[Collected data entries]
**********

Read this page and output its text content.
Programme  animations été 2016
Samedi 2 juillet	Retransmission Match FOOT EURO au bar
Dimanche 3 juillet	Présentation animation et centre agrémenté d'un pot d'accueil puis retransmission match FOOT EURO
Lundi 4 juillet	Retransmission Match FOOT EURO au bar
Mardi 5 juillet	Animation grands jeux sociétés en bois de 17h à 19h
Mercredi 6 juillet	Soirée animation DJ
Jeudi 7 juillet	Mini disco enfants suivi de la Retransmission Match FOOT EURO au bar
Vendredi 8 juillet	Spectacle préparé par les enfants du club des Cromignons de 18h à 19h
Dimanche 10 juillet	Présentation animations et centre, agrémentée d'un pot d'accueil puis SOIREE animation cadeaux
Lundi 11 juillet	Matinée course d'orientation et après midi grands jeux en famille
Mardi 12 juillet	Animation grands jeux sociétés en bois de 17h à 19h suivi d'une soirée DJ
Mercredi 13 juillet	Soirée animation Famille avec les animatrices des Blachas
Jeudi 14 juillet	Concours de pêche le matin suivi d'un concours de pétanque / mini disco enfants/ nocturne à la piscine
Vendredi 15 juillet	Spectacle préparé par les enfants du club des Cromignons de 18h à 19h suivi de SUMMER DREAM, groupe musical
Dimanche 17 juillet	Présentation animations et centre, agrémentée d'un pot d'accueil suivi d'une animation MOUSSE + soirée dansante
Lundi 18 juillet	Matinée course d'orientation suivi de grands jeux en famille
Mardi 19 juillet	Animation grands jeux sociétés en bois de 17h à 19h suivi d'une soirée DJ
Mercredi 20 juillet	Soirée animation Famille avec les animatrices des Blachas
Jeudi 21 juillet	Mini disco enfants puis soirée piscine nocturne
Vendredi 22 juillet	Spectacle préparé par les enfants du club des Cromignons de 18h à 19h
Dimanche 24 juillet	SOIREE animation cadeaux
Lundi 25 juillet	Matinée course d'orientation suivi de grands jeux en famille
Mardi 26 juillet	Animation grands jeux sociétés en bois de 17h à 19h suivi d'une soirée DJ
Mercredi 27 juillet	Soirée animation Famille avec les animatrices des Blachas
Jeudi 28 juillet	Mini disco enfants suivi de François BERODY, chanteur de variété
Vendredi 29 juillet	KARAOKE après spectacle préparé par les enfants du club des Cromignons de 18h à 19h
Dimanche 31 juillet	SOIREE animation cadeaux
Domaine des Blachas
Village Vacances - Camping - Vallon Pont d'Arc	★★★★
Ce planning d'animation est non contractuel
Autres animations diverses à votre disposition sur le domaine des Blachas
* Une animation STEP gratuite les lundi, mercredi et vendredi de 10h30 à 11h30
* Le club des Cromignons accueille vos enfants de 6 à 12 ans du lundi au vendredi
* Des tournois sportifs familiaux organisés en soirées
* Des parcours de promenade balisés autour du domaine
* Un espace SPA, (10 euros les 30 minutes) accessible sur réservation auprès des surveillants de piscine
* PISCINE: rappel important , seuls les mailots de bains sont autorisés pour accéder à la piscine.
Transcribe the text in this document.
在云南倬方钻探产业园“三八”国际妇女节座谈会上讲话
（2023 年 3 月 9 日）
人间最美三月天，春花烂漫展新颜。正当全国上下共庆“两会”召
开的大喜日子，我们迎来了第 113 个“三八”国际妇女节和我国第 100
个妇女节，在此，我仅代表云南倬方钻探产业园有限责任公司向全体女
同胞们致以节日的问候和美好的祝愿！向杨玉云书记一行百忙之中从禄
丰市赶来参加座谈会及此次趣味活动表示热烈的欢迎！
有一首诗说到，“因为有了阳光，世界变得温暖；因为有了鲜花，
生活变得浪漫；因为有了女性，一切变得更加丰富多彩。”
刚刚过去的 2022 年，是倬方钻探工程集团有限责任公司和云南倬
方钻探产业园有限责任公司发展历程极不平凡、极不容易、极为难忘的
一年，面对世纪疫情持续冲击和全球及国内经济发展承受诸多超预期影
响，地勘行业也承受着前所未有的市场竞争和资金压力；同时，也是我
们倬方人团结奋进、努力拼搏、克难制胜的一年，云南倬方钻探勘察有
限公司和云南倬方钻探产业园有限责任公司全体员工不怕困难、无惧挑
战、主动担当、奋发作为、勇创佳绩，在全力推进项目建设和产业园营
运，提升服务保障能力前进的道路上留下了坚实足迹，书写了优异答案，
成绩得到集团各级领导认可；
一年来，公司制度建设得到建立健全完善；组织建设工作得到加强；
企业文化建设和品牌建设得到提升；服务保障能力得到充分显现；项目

**********

Short task —
Quote all of the entries verbatim.

Exercise answer —
Read this page and output its text content.
Programme  animations été 2016
Samedi 2 juillet	Retransmission Match FOOT EURO au bar
Dimanche 3 juillet	Présentation animation et centre agrémenté d'un pot d'accueil puis retransmission match FOOT EURO
Lundi 4 juillet	Retransmission Match FOOT EURO au bar
Mardi 5 juillet	Animation grands jeux sociétés en bois de 17h à 19h
Mercredi 6 juillet	Soirée animation DJ
Jeudi 7 juillet	Mini disco enfants suivi de la Retransmission Match FOOT EURO au bar
Vendredi 8 juillet	Spectacle préparé par les enfants du club des Cromignons de 18h à 19h
Dimanche 10 juillet	Présentation animations et centre, agrémentée d'un pot d'accueil puis SOIREE animation cadeaux
Lundi 11 juillet	Matinée course d'orientation et après midi grands jeux en famille
Mardi 12 juillet	Animation grands jeux sociétés en bois de 17h à 19h suivi d'une soirée DJ
Mercredi 13 juillet	Soirée animation Famille avec les animatrices des Blachas
Jeudi 14 juillet	Concours de pêche le matin suivi d'un concours de pétanque / mini disco enfants/ nocturne à la piscine
Vendredi 15 juillet	Spectacle préparé par les enfants du club des Cromignons de 18h à 19h suivi de SUMMER DREAM, groupe musical
Dimanche 17 juillet	Présentation animations et centre, agrémentée d'un pot d'accueil suivi d'une animation MOUSSE + soirée dansante
Lundi 18 juillet	Matinée course d'orientation suivi de grands jeux en famille
Mardi 19 juillet	Animation grands jeux sociétés en bois de 17h à 19h suivi d'une soirée DJ
Mercredi 20 juillet	Soirée animation Famille avec les animatrices des Blachas
Jeudi 21 juillet	Mini disco enfants puis soirée piscine nocturne
Vendredi 22 juillet	Spectacle préparé par les enfants du club des Cromignons de 18h à 19h
Dimanche 24 juillet	SOIREE animation cadeaux
Lundi 25 juillet	Matinée course d'orientation suivi de grands jeux en famille
Mardi 26 juillet	Animation grands jeux sociétés en bois de 17h à 19h suivi d'une soirée DJ
Mercredi 27 juillet	Soirée animation Famille avec les animatrices des Blachas
Jeudi 28 juillet	Mini disco enfants suivi de François BERODY, chanteur de variété
Vendredi 29 juillet	KARAOKE après spectacle préparé par les enfants du club des Cromignons de 18h à 19h
Dimanche 31 juillet	SOIREE animation cadeaux
Domaine des Blachas
Village Vacances - Camping - Vallon Pont d'Arc	★★★★
Ce planning d'animation est non contractuel
Autres animations diverses à votre disposition sur le domaine des Blachas
* Une animation STEP gratuite les lundi, mercredi et vendredi de 10h30 à 11h30
* Le club des Cromignons accueille vos enfants de 6 à 12 ans du lundi au vendredi
* Des tournois sportifs familiaux organisés en soirées
* Des parcours de promenade balisés autour du domaine
* Un espace SPA, (10 euros les 30 minutes) accessible sur réservation auprès des surveillants de piscine
* PISCINE: rappel important , seuls les mailots de bains sont autorisés pour accéder à la piscine.
Transcribe the text in this document.
在云南倬方钻探产业园“三八”国际妇女节座谈会上讲话
（2023 年 3 月 9 日）
人间最美三月天，春花烂漫展新颜。正当全国上下共庆“两会”召
开的大喜日子，我们迎来了第 113 个“三八”国际妇女节和我国第 100
个妇女节，在此，我仅代表云南倬方钻探产业园有限责任公司向全体女
同胞们致以节日的问候和美好的祝愿！向杨玉云书记一行百忙之中从禄
丰市赶来参加座谈会及此次趣味活动表示热烈的欢迎！
有一首诗说到，“因为有了阳光，世界变得温暖；因为有了鲜花，
生活变得浪漫；因为有了女性，一切变得更加丰富多彩。”
刚刚过去的 2022 年，是倬方钻探工程集团有限责任公司和云南倬
方钻探产业园有限责任公司发展历程极不平凡、极不容易、极为难忘的
一年，面对世纪疫情持续冲击和全球及国内经济发展承受诸多超预期影
响，地勘行业也承受着前所未有的市场竞争和资金压力；同时，也是我
们倬方人团结奋进、努力拼搏、克难制胜的一年，云南倬方钻探勘察有
限公司和云南倬方钻探产业园有限责任公司全体员工不怕困难、无惧挑
战、主动担当、奋发作为、勇创佳绩，在全力推进项目建设和产业园营
运，提升服务保障能力前进的道路上留下了坚实足迹，书写了优异答案，
成绩得到集团各级领导认可；
一年来，公司制度建设得到建立健全完善；组织建设工作得到加强；
企业文化建设和品牌建设得到提升；服务保障能力得到充分显现；项目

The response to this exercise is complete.